■ Directions for this task
Answer these from the abstract on binge drinking in female rats:
1. What dose of ethanol did the rats get, how often, and for how many weeks?
2. In which brain area were the number and nuclear volume of neurons not changed?
3. What did exercise do to the dentate gyrus cell loss in binged rats?

■ Text block
Recurrent binge ethanol is associated with significant loss of dentate gyrus granule neurons in female rats despite concomitant increase in neurogenesis.

Binge drinking is becoming increasingly common among American women and girls. We have previously shown significant cell loss, downregulation of neurotrophins and microgliosis in female rats after a single 4-day ethanol exposure. To determine whether recurrent binge exposure would produce similar effects, we administered ethanol (5 g/kg) or iso-caloric control diet once-weekly for 11 weeks to adult female rats. As we have previously shown exercise neuroprotection against binge-induced damage, half the rats were given access to exercise wheels. Blood ethanol concentration (BEC) did not differ between sedentary and exercised groups, nor did it change across time. Using stereology, we quantified the number and/or size of neurons in the medial prefrontal cortex (mPFC) and hippocampal dentate gyrus (DG), as well as the number and activation state of microglia. Binged sedentary rats had significant cell loss in the dentate gyrus, but exercise eliminated this effect. Compared to sedentary controls, sedentary binged rats and all exercised rats showed increased neurogenesis in the DG. Number and nuclear volume of neurons in the mPFC were not changed. In the hippocampus and mPFC, the number of microglia with morphology indicative of partial activation was increased by recurrent binge ethanol and decreased by exercise. In summary, we show significant binge-induced loss of DG granule neurons despite increased neurogenesis, suggesting an unsuccessful compensatory response. Although exercise eliminated cell loss, our results indicate that infrequent, but recurrent exposure to clinically relevant BEC is neurotoxic.

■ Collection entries
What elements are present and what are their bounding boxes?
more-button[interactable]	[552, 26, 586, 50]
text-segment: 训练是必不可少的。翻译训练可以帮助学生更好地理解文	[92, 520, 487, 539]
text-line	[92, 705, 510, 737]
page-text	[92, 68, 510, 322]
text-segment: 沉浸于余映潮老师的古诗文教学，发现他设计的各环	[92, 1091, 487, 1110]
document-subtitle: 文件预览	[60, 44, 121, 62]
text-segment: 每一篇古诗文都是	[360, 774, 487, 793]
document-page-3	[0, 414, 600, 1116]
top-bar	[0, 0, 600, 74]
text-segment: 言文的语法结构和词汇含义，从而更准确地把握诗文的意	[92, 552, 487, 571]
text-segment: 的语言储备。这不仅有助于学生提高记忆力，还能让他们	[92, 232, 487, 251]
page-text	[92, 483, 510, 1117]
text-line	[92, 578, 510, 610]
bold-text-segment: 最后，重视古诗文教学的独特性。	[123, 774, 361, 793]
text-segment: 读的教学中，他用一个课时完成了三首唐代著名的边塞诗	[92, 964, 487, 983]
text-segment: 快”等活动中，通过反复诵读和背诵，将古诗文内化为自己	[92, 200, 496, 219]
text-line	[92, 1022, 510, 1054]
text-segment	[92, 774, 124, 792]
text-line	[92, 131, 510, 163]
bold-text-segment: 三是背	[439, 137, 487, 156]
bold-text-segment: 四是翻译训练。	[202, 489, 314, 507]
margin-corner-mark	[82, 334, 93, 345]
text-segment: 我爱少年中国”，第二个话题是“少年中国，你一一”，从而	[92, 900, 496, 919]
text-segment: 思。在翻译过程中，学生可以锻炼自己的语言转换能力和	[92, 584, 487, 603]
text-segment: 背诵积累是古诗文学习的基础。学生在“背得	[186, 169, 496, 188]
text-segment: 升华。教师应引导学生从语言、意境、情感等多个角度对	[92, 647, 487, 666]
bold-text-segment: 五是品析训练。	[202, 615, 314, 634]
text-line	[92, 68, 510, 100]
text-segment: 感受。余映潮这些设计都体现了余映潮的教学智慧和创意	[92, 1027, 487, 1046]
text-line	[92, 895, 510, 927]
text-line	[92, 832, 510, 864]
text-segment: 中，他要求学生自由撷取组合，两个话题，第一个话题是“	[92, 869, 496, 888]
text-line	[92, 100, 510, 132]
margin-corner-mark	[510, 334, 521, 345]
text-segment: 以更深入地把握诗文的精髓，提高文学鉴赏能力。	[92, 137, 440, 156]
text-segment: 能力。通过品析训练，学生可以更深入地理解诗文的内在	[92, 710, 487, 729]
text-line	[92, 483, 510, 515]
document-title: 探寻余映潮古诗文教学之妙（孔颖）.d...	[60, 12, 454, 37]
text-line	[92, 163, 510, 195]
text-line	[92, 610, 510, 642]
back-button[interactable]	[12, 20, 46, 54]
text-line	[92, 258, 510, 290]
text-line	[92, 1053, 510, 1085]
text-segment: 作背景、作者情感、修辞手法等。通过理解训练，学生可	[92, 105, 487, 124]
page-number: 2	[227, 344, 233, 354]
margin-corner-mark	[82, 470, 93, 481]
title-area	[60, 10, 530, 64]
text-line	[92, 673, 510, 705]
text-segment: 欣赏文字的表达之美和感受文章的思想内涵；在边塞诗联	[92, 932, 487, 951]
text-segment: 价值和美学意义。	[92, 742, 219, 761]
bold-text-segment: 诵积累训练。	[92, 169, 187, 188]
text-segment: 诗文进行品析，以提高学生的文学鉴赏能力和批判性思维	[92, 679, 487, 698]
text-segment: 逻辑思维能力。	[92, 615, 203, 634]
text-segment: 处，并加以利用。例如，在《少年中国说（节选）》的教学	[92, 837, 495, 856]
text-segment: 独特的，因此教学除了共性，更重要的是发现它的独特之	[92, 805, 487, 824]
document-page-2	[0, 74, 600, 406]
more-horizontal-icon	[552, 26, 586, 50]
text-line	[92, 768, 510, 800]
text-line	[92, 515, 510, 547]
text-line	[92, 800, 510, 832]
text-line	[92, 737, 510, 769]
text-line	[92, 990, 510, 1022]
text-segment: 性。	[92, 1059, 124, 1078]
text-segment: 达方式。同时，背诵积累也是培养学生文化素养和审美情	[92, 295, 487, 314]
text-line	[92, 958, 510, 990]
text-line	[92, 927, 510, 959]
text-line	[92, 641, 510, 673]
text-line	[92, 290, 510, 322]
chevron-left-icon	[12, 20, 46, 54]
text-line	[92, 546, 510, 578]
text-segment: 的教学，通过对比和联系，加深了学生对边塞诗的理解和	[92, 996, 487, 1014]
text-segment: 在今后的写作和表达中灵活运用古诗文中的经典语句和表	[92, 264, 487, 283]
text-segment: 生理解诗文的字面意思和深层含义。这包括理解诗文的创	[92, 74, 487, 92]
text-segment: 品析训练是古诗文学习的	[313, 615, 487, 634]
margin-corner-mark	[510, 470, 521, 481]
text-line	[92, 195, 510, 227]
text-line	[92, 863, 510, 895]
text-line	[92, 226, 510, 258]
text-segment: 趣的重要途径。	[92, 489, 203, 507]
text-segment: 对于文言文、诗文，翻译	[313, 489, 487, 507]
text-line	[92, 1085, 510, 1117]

■ Exercise result
1. 5 g/kg, once a week for 11 weeks.
2. The medial prefrontal cortex (mPFC).
3. It eliminated it.